Directive
Copy out all lines that carry the word "thumbnail".

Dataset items
## Start

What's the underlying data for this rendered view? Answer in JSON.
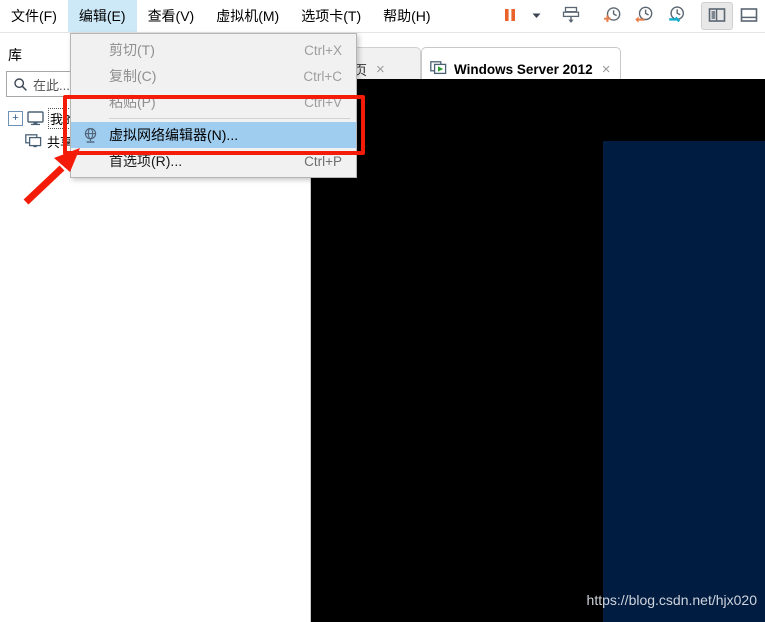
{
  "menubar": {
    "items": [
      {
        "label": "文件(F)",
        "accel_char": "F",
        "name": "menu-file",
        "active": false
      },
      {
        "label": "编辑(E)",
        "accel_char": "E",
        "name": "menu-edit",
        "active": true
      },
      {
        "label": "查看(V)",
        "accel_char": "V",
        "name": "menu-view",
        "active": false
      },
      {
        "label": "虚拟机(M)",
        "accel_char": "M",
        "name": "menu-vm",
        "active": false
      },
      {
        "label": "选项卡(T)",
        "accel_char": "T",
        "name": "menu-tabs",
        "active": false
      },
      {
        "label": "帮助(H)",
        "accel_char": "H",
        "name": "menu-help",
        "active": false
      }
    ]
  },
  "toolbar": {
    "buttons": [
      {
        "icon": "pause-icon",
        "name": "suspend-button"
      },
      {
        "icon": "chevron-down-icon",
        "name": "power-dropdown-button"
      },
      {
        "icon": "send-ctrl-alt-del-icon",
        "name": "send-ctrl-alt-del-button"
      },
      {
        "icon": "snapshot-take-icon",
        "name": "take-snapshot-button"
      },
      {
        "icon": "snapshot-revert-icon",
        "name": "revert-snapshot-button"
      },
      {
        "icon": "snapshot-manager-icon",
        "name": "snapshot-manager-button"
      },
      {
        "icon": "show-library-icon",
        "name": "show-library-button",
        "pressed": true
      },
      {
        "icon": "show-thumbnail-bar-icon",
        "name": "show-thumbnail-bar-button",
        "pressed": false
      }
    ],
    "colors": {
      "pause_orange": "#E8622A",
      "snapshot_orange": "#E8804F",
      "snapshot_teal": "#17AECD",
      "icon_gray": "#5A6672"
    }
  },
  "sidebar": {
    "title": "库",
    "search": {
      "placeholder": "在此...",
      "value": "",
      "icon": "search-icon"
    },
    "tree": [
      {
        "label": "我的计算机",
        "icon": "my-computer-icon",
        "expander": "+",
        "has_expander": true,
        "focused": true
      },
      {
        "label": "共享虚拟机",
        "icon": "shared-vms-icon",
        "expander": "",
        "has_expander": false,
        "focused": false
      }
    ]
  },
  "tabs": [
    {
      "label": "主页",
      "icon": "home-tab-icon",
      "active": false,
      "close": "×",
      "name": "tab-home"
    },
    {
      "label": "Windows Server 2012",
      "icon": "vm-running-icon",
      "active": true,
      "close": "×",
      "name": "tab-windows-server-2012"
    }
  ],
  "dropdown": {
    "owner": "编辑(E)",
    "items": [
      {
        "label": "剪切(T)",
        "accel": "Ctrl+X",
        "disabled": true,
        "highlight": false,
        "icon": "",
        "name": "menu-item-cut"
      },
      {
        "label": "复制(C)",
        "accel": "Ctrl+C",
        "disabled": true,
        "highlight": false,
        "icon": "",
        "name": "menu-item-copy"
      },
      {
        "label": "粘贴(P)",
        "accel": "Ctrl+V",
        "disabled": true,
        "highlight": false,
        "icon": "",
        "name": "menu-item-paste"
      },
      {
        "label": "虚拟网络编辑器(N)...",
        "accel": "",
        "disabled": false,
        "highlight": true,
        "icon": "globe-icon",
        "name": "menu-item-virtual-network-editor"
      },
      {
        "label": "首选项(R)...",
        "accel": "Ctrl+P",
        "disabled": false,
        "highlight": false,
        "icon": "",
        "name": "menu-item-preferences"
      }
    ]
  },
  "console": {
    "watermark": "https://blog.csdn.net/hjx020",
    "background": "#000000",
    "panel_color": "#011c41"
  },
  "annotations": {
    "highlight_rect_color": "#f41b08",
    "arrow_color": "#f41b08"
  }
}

## End

Task response
        "icon": "show-thumbnail-bar-icon",
        "name": "show-thumbnail-bar-button",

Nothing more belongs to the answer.